(Stored records)
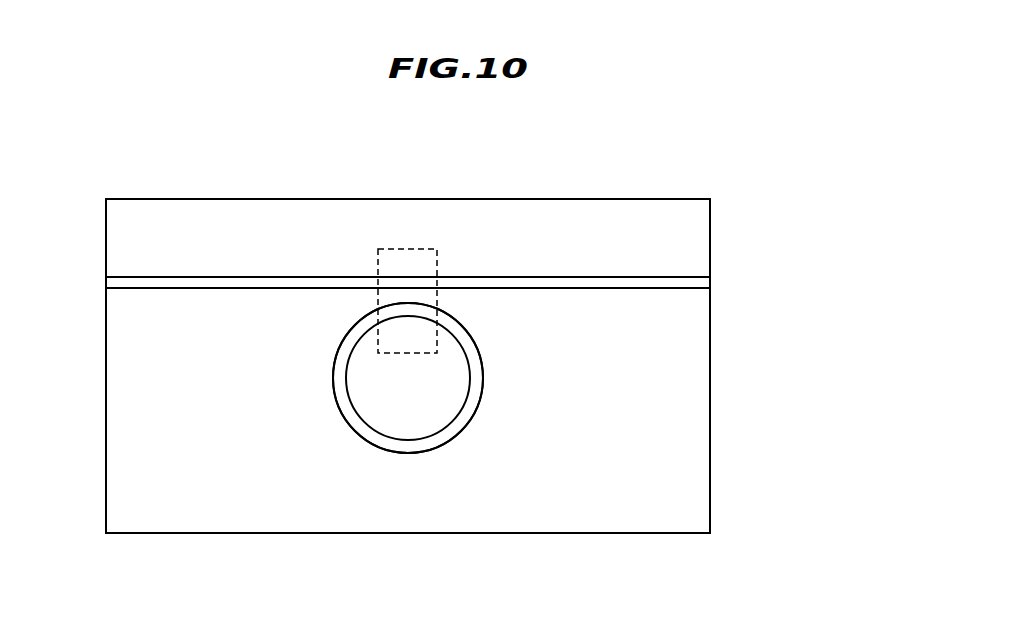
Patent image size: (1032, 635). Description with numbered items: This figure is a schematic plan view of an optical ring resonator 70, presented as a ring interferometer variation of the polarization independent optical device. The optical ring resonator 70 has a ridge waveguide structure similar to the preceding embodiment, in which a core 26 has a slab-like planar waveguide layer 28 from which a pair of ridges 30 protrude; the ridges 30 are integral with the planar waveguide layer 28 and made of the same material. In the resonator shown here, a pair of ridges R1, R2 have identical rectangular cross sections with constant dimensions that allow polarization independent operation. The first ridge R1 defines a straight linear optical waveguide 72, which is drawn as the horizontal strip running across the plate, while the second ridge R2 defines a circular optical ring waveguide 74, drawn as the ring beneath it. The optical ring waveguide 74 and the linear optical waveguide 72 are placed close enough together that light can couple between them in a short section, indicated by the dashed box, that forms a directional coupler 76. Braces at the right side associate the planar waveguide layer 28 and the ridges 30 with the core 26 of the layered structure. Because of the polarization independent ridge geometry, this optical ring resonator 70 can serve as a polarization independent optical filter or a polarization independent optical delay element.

The optical ring resonator 70 is at (659, 165).
The core 26 is at (829, 223).
The planar waveguide layer 28 is at (699, 236).
The ridges 30 is at (774, 265).
The linear optical waveguide 72 is at (173, 283).
The optical ring waveguide 74 is at (409, 448).
The directional coupler 76 is at (408, 249).
The first ridge R1 is at (705, 283).
The second ridge R2 is at (479, 383).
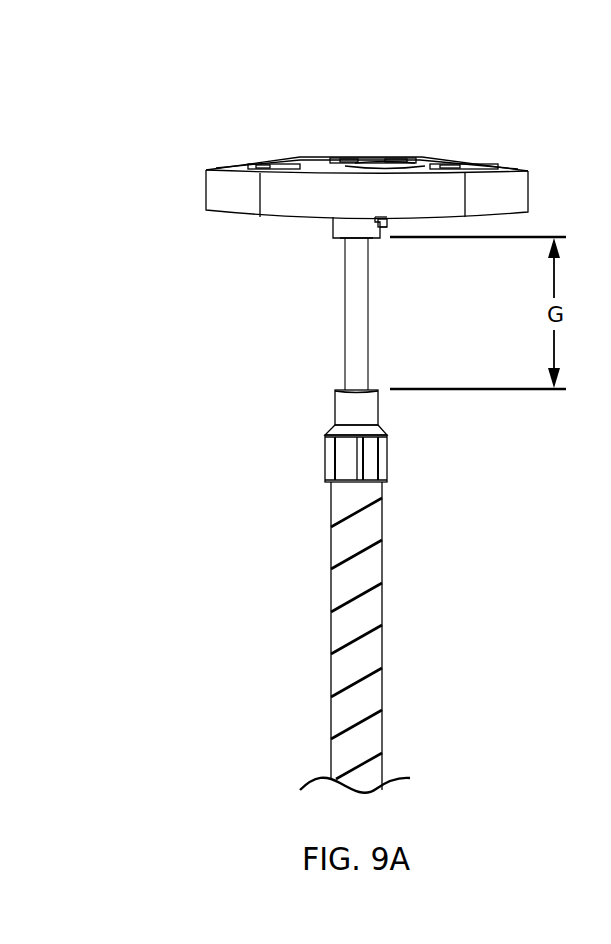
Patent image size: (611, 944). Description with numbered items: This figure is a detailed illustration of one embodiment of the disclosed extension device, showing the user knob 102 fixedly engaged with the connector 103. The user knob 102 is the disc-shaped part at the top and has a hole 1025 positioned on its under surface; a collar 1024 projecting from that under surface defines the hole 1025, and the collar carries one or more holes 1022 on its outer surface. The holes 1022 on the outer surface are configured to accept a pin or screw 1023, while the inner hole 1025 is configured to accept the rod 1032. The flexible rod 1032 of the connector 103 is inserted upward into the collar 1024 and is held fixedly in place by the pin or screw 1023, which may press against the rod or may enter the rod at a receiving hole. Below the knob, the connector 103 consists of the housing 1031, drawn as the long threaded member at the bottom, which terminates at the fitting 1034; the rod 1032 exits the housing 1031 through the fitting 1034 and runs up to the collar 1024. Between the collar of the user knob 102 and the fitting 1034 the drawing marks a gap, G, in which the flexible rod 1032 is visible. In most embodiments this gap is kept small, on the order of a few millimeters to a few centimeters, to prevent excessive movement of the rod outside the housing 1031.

The user knob 102 is at (182, 228).
The collar holes 1022 is at (378, 223).
The pin or screw 1023 is at (390, 223).
The collar 1024 is at (333, 222).
The hole 1025 is at (352, 238).
The rod 1032 is at (345, 321).
The connector 103 is at (282, 463).
The fitting 1034 is at (384, 433).
The housing 1031 is at (384, 607).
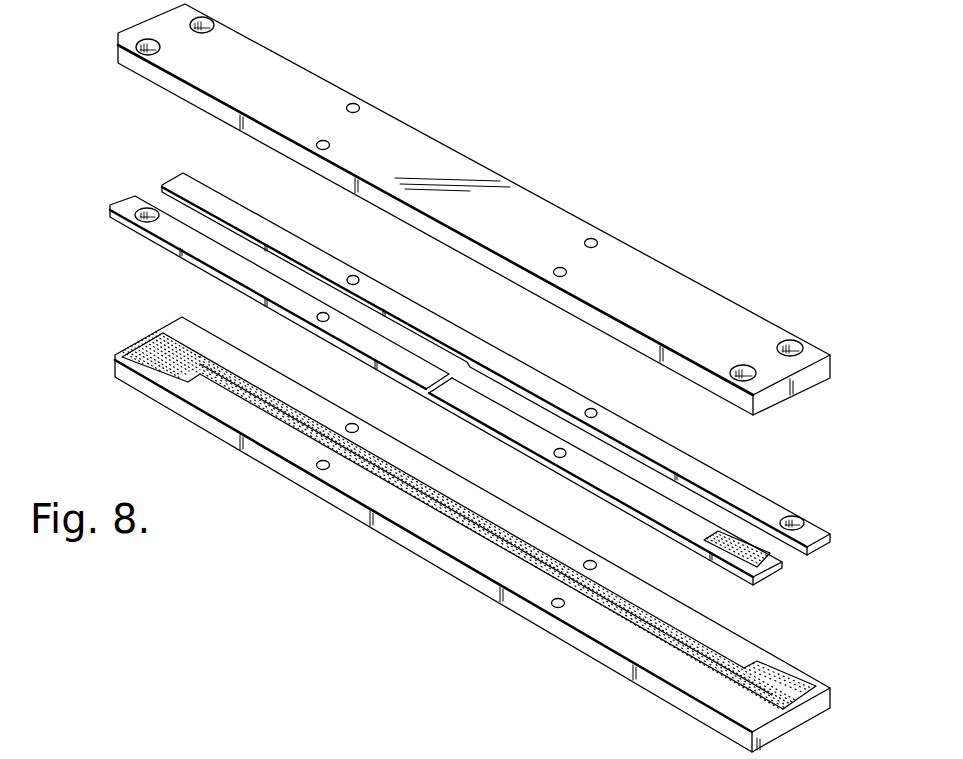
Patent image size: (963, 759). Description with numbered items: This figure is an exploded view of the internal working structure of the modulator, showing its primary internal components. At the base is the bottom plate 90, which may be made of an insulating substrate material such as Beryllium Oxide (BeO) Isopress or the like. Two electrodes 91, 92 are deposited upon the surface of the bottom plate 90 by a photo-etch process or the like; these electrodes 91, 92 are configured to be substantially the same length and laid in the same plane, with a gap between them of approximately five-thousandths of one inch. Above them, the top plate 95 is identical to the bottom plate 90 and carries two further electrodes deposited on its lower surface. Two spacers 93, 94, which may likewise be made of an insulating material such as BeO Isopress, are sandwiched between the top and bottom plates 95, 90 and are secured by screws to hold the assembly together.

The bottom plate 90 is at (478, 553).
The electrode 91 is at (787, 680).
The electrode 92 is at (712, 670).
The spacer 93 is at (760, 502).
The spacer 94 is at (683, 520).
The top plate 95 is at (718, 303).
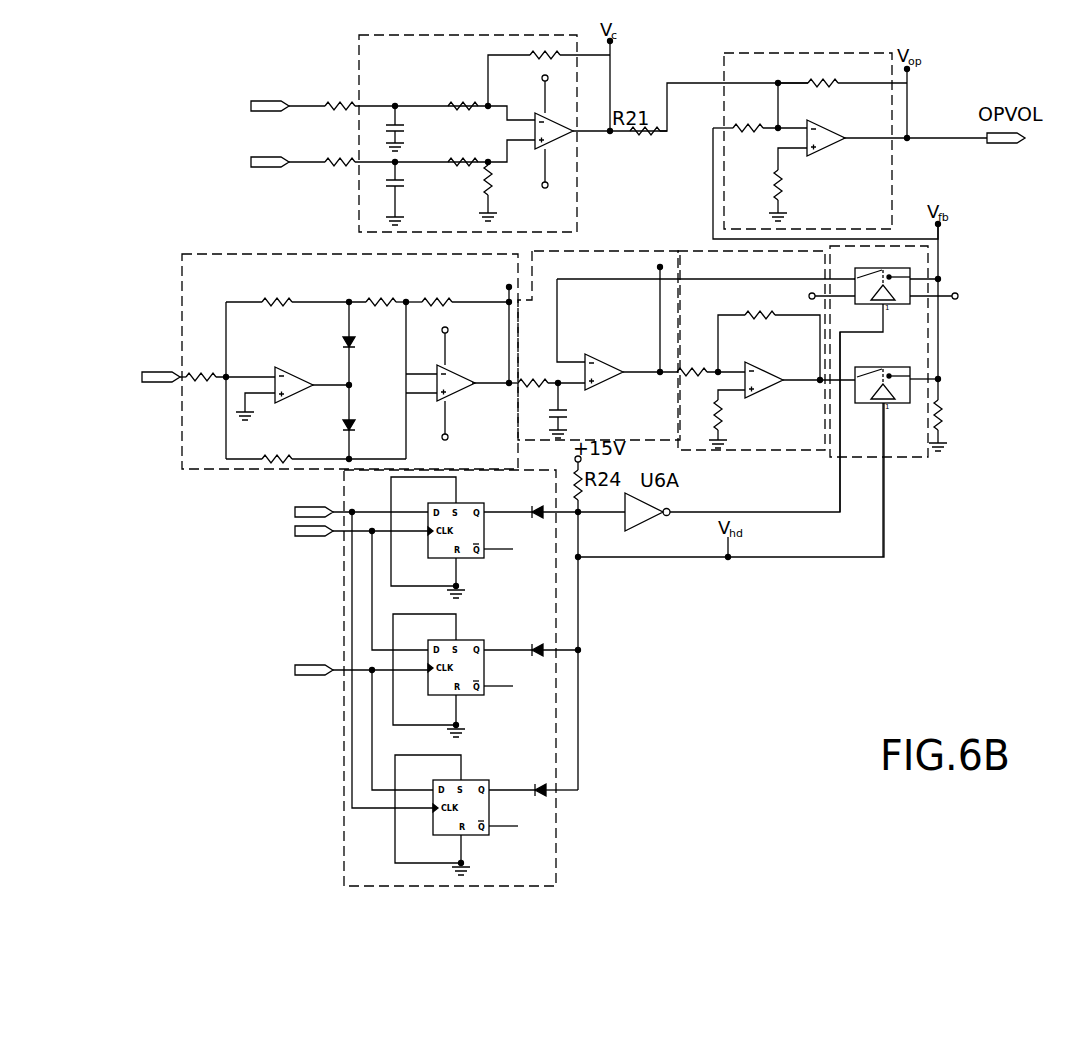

What you should do: Show each line in the data above that contains the string "inch". The match is case-sensitive.

Response to this task:
Patent image size: (963, 759). Description with numbered items: This figure is an exploded view of the internal working structure of the modulator, showing its primary internal components. At the base is the bottom plate 90, which may be made of an insulating substrate material such as Beryllium Oxide (BeO) Isopress or the like. Two electrodes 91, 92 are deposited upon the surface of the bottom plate 90 by a photo-etch process or the like; these electrodes 91, 92 are configured to be substantially the same length and laid in the same plane, with a gap between them of approximately five-thousandths of one inch. Above them, the top plate 95 is identical to the bottom plate 90 and carries two further electrodes deposited on its lower surface. Two spacers 93, 94, which may likewise be made of an insulating material such as BeO Isopress, are sandwiched between the top and bottom plates 95, 90 and are secured by screws to hold the assembly together.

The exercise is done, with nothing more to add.